++++ RECORD EXCERPTS

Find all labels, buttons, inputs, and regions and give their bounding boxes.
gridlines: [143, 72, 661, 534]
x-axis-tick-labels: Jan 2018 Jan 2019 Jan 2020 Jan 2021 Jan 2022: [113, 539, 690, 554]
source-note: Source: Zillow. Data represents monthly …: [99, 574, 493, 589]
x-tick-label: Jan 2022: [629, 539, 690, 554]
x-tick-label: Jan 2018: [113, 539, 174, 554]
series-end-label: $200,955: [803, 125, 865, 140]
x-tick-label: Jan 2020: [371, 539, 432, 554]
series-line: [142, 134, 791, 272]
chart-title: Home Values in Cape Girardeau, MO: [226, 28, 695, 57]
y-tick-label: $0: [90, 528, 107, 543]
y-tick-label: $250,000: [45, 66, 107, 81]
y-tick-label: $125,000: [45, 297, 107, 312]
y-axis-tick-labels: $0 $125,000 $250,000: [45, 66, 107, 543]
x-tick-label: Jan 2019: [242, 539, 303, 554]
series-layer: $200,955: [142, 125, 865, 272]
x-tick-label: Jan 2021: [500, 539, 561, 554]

++++++++
++++ RECORD EXCERPTS

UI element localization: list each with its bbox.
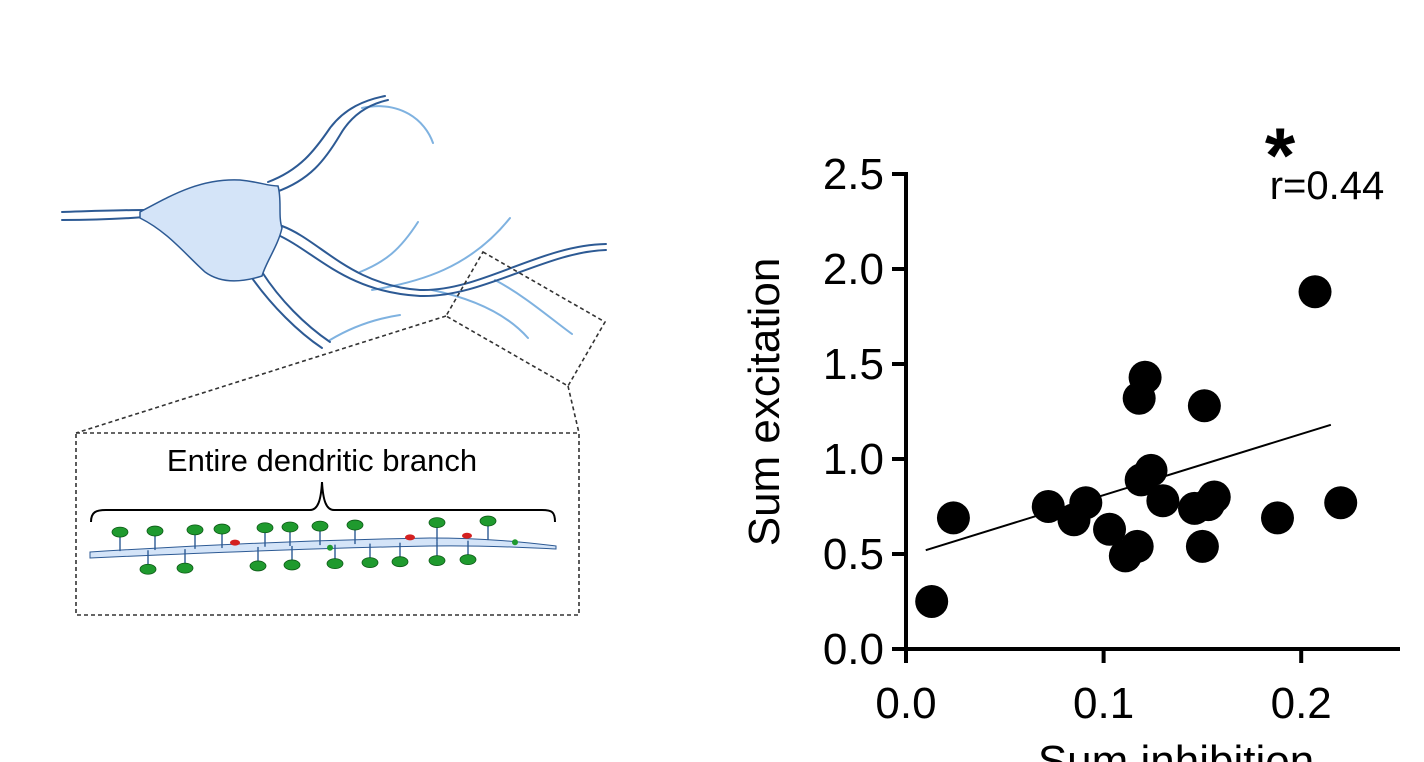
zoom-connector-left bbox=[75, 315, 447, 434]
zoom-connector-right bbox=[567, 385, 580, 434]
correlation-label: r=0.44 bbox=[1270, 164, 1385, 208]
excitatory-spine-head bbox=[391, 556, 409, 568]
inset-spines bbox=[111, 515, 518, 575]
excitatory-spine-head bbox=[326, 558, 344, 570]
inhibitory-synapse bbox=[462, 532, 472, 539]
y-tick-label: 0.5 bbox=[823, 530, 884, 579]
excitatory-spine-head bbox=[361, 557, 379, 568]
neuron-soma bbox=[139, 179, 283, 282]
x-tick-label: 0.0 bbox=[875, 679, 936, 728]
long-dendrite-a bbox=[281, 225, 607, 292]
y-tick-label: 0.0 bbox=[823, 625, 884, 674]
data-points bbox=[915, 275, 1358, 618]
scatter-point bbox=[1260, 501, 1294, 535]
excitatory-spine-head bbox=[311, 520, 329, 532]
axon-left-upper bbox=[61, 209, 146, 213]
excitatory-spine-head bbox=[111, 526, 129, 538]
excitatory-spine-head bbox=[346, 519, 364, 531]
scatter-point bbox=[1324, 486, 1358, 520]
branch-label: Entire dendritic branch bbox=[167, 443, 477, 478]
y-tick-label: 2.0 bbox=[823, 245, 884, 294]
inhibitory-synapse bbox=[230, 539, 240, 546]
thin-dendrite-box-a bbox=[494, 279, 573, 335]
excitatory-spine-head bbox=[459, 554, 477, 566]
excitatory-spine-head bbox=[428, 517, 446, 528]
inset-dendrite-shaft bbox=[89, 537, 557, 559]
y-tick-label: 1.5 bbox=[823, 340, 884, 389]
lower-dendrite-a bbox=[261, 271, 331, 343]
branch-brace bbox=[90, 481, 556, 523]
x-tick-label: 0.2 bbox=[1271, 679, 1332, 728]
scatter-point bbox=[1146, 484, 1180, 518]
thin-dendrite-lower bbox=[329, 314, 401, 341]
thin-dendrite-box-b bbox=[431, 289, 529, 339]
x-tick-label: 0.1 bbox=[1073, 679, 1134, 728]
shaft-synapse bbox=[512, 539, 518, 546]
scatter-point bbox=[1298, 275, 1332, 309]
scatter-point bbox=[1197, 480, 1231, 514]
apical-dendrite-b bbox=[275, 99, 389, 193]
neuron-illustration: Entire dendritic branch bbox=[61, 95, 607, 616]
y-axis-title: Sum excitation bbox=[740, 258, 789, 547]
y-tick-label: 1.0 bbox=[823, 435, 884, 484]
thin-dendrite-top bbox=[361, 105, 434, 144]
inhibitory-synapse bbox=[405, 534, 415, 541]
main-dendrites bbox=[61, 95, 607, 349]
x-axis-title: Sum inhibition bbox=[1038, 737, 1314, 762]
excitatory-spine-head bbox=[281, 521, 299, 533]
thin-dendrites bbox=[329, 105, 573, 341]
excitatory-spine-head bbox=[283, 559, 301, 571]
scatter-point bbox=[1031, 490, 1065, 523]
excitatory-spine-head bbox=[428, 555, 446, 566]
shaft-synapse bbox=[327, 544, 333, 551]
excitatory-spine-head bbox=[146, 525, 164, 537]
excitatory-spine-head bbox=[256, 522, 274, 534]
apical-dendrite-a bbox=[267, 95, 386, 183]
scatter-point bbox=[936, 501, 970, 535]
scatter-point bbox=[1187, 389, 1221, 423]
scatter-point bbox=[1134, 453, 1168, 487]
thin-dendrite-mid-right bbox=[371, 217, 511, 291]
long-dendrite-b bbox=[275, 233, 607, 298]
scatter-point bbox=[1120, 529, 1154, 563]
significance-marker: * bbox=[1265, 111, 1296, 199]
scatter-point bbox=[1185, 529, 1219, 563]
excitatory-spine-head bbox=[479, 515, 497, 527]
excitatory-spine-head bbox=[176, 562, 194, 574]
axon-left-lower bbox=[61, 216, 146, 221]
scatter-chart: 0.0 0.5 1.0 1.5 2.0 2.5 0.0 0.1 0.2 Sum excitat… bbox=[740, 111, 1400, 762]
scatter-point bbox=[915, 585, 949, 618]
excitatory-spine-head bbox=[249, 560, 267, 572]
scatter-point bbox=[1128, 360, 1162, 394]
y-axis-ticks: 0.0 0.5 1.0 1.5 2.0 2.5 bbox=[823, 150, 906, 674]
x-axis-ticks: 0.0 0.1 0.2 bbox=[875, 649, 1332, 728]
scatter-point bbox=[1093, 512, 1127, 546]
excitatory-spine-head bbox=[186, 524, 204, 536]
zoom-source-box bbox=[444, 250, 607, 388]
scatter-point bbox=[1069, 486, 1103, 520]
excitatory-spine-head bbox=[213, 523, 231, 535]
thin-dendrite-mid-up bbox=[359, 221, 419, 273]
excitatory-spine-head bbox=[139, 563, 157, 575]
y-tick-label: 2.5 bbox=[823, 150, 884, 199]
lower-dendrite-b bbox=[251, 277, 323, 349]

++++++++
++++ RECORD EXCERPTS

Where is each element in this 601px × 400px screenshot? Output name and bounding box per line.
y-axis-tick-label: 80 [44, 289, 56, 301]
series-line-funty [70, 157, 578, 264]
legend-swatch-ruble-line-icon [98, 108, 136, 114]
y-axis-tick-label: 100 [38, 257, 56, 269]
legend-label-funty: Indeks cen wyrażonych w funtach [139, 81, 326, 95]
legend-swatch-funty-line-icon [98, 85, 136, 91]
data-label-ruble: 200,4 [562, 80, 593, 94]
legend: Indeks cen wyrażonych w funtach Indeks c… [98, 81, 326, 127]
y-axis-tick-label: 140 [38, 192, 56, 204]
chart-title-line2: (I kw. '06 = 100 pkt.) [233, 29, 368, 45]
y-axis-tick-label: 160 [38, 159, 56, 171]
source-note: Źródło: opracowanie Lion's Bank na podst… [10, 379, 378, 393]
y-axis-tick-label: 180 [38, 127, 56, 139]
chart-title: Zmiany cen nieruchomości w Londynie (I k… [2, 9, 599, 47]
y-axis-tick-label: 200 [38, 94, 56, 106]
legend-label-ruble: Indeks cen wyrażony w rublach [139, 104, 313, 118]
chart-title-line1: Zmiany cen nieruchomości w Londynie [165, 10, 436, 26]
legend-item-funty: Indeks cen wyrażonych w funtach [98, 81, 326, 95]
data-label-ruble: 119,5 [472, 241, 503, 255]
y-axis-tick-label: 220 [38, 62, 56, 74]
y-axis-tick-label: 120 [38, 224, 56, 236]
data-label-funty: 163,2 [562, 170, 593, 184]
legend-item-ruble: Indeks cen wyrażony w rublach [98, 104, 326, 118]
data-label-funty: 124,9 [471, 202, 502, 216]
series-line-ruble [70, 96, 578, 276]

++++++++

Retype the part of the records that opens with the line containing "zoom-connector-left bbox=[75, 315, 447, 434]" and closes with the line containing "thin-dendrite-box-b bbox=[431, 289, 529, 339]", including both of those lines.

> **SOLUTION TO THE EXERCISE**:
zoom-connector-left bbox=[75, 315, 447, 434]
zoom-connector-right bbox=[567, 385, 580, 434]
correlation-label: r=0.44 bbox=[1270, 164, 1385, 208]
excitatory-spine-head bbox=[391, 556, 409, 568]
inset-spines bbox=[111, 515, 518, 575]
excitatory-spine-head bbox=[326, 558, 344, 570]
inhibitory-synapse bbox=[462, 532, 472, 539]
y-tick-label: 0.5 bbox=[823, 530, 884, 579]
excitatory-spine-head bbox=[361, 557, 379, 568]
neuron-soma bbox=[139, 179, 283, 282]
x-tick-label: 0.0 bbox=[875, 679, 936, 728]
long-dendrite-a bbox=[281, 225, 607, 292]
y-tick-label: 0.0 bbox=[823, 625, 884, 674]
data-points bbox=[915, 275, 1358, 618]
scatter-point bbox=[1260, 501, 1294, 535]
excitatory-spine-head bbox=[311, 520, 329, 532]
axon-left-upper bbox=[61, 209, 146, 213]
excitatory-spine-head bbox=[111, 526, 129, 538]
excitatory-spine-head bbox=[346, 519, 364, 531]
scatter-point bbox=[1324, 486, 1358, 520]
branch-label: Entire dendritic branch bbox=[167, 443, 477, 478]
y-tick-label: 2.0 bbox=[823, 245, 884, 294]
inhibitory-synapse bbox=[230, 539, 240, 546]
thin-dendrite-box-a bbox=[494, 279, 573, 335]
excitatory-spine-head bbox=[459, 554, 477, 566]
excitatory-spine-head bbox=[428, 517, 446, 528]
inset-dendrite-shaft bbox=[89, 537, 557, 559]
y-tick-label: 1.5 bbox=[823, 340, 884, 389]
lower-dendrite-a bbox=[261, 271, 331, 343]
branch-brace bbox=[90, 481, 556, 523]
x-tick-label: 0.2 bbox=[1271, 679, 1332, 728]
scatter-point bbox=[1146, 484, 1180, 518]
thin-dendrite-lower bbox=[329, 314, 401, 341]
thin-dendrite-box-b bbox=[431, 289, 529, 339]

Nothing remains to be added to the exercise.